_Set exercise_
Copy out every line exactly, passing over the pictures.
********
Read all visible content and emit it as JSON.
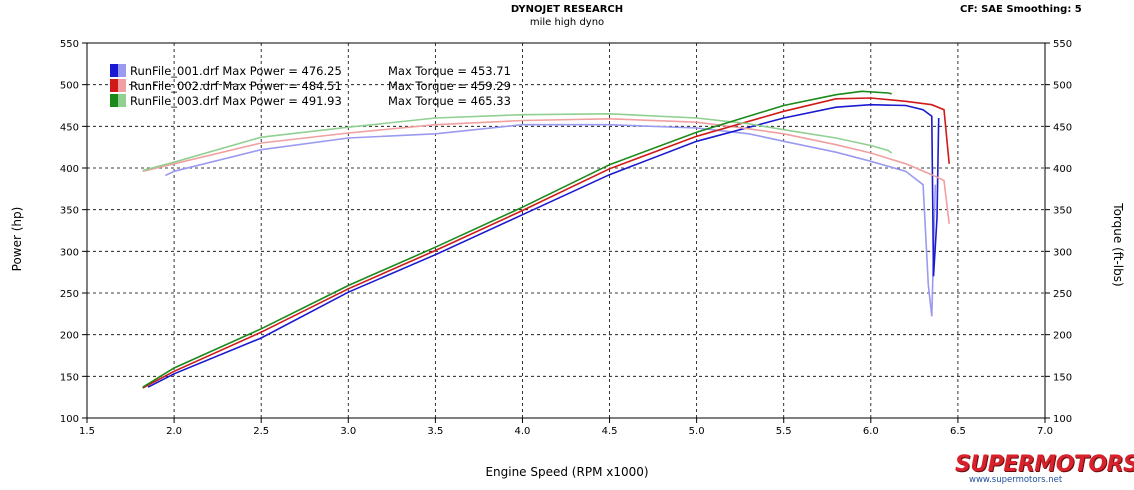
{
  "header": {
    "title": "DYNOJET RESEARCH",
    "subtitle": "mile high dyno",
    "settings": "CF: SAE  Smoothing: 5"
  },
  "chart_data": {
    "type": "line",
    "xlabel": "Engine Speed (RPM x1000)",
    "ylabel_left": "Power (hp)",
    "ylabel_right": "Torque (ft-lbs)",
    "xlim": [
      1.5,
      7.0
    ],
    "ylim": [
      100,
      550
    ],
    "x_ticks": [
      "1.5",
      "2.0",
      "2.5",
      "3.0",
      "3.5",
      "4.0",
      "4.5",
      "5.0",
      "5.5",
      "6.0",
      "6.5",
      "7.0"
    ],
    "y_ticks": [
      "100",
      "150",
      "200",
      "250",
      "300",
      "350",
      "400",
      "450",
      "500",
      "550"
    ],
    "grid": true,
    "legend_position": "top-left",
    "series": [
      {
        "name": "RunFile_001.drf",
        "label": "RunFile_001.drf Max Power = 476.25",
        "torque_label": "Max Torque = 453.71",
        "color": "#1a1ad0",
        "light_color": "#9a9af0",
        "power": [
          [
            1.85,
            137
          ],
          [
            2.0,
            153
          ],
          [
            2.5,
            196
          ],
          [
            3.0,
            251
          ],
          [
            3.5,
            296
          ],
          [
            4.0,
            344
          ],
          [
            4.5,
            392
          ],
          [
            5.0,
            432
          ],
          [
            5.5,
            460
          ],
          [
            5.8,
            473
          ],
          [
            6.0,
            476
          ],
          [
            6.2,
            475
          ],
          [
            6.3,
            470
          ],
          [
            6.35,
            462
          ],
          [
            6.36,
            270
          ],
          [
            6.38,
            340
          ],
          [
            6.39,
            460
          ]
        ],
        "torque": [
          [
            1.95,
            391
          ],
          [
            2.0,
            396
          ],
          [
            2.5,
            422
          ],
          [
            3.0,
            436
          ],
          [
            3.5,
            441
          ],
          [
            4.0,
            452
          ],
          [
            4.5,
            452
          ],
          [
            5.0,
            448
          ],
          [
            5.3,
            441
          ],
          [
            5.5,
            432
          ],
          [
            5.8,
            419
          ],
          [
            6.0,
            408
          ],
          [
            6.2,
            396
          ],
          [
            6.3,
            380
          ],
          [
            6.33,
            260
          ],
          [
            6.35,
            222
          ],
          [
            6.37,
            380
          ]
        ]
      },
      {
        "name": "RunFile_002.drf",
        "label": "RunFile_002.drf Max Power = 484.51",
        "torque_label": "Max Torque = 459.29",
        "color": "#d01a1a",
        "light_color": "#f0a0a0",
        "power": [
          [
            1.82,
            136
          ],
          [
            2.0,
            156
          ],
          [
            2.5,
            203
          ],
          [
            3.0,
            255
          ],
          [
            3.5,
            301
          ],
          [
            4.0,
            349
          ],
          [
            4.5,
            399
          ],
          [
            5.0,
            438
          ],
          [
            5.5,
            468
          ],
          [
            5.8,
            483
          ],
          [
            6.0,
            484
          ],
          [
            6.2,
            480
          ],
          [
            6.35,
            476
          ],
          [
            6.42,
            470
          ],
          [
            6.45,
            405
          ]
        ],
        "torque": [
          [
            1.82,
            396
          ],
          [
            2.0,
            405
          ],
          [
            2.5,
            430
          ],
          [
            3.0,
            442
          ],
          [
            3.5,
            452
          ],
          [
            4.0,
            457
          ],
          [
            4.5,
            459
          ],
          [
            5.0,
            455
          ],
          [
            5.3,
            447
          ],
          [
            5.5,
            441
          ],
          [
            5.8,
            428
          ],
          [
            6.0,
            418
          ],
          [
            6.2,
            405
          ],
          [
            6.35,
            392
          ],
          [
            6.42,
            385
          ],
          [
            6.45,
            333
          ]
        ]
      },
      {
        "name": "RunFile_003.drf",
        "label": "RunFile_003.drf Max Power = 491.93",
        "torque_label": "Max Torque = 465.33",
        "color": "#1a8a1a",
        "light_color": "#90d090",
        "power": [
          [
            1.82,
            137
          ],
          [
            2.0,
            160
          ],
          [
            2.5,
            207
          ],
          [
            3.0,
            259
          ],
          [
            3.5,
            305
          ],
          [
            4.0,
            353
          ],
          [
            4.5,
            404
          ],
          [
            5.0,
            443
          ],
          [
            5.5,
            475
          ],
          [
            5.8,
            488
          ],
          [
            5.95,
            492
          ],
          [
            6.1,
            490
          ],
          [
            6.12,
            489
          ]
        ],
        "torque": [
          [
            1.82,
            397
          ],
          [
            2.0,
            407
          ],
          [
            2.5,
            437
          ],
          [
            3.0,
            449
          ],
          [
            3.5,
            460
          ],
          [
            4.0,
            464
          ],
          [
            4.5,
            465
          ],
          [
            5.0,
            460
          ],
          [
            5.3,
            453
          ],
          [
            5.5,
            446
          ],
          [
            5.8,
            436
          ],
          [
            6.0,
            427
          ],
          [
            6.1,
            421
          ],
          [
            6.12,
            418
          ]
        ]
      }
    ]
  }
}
********
_Result of this task_
Read all visible content and emit it as JSON.
{
  "header": {
    "title": "DYNOJET RESEARCH",
    "subtitle": "mile high dyno",
    "settings": "CF: SAE  Smoothing: 5"
  },
  "chart_data": {
    "type": "line",
    "xlabel": "Engine Speed (RPM x1000)",
    "ylabel_left": "Power (hp)",
    "ylabel_right": "Torque (ft-lbs)",
    "xlim": [
      1.5,
      7.0
    ],
    "ylim": [
      100,
      550
    ],
    "x_ticks": [
      "1.5",
      "2.0",
      "2.5",
      "3.0",
      "3.5",
      "4.0",
      "4.5",
      "5.0",
      "5.5",
      "6.0",
      "6.5",
      "7.0"
    ],
    "y_ticks": [
      "100",
      "150",
      "200",
      "250",
      "300",
      "350",
      "400",
      "450",
      "500",
      "550"
    ],
    "grid": true,
    "legend_position": "top-left",
    "series": [
      {
        "name": "RunFile_001.drf",
        "label": "RunFile_001.drf Max Power = 476.25",
        "torque_label": "Max Torque = 453.71",
        "color": "#1a1ad0",
        "light_color": "#9a9af0",
        "power": [
          [
            1.85,
            137
          ],
          [
            2.0,
            153
          ],
          [
            2.5,
            196
          ],
          [
            3.0,
            251
          ],
          [
            3.5,
            296
          ],
          [
            4.0,
            344
          ],
          [
            4.5,
            392
          ],
          [
            5.0,
            432
          ],
          [
            5.5,
            460
          ],
          [
            5.8,
            473
          ],
          [
            6.0,
            476
          ],
          [
            6.2,
            475
          ],
          [
            6.3,
            470
          ],
          [
            6.35,
            462
          ],
          [
            6.36,
            270
          ],
          [
            6.38,
            340
          ],
          [
            6.39,
            460
          ]
        ],
        "torque": [
          [
            1.95,
            391
          ],
          [
            2.0,
            396
          ],
          [
            2.5,
            422
          ],
          [
            3.0,
            436
          ],
          [
            3.5,
            441
          ],
          [
            4.0,
            452
          ],
          [
            4.5,
            452
          ],
          [
            5.0,
            448
          ],
          [
            5.3,
            441
          ],
          [
            5.5,
            432
          ],
          [
            5.8,
            419
          ],
          [
            6.0,
            408
          ],
          [
            6.2,
            396
          ],
          [
            6.3,
            380
          ],
          [
            6.33,
            260
          ],
          [
            6.35,
            222
          ],
          [
            6.37,
            380
          ]
        ]
      },
      {
        "name": "RunFile_002.drf",
        "label": "RunFile_002.drf Max Power = 484.51",
        "torque_label": "Max Torque = 459.29",
        "color": "#d01a1a",
        "light_color": "#f0a0a0",
        "power": [
          [
            1.82,
            136
          ],
          [
            2.0,
            156
          ],
          [
            2.5,
            203
          ],
          [
            3.0,
            255
          ],
          [
            3.5,
            301
          ],
          [
            4.0,
            349
          ],
          [
            4.5,
            399
          ],
          [
            5.0,
            438
          ],
          [
            5.5,
            468
          ],
          [
            5.8,
            483
          ],
          [
            6.0,
            484
          ],
          [
            6.2,
            480
          ],
          [
            6.35,
            476
          ],
          [
            6.42,
            470
          ],
          [
            6.45,
            405
          ]
        ],
        "torque": [
          [
            1.82,
            396
          ],
          [
            2.0,
            405
          ],
          [
            2.5,
            430
          ],
          [
            3.0,
            442
          ],
          [
            3.5,
            452
          ],
          [
            4.0,
            457
          ],
          [
            4.5,
            459
          ],
          [
            5.0,
            455
          ],
          [
            5.3,
            447
          ],
          [
            5.5,
            441
          ],
          [
            5.8,
            428
          ],
          [
            6.0,
            418
          ],
          [
            6.2,
            405
          ],
          [
            6.35,
            392
          ],
          [
            6.42,
            385
          ],
          [
            6.45,
            333
          ]
        ]
      },
      {
        "name": "RunFile_003.drf",
        "label": "RunFile_003.drf Max Power = 491.93",
        "torque_label": "Max Torque = 465.33",
        "color": "#1a8a1a",
        "light_color": "#90d090",
        "power": [
          [
            1.82,
            137
          ],
          [
            2.0,
            160
          ],
          [
            2.5,
            207
          ],
          [
            3.0,
            259
          ],
          [
            3.5,
            305
          ],
          [
            4.0,
            353
          ],
          [
            4.5,
            404
          ],
          [
            5.0,
            443
          ],
          [
            5.5,
            475
          ],
          [
            5.8,
            488
          ],
          [
            5.95,
            492
          ],
          [
            6.1,
            490
          ],
          [
            6.12,
            489
          ]
        ],
        "torque": [
          [
            1.82,
            397
          ],
          [
            2.0,
            407
          ],
          [
            2.5,
            437
          ],
          [
            3.0,
            449
          ],
          [
            3.5,
            460
          ],
          [
            4.0,
            464
          ],
          [
            4.5,
            465
          ],
          [
            5.0,
            460
          ],
          [
            5.3,
            453
          ],
          [
            5.5,
            446
          ],
          [
            5.8,
            436
          ],
          [
            6.0,
            427
          ],
          [
            6.1,
            421
          ],
          [
            6.12,
            418
          ]
        ]
      }
    ]
  }
}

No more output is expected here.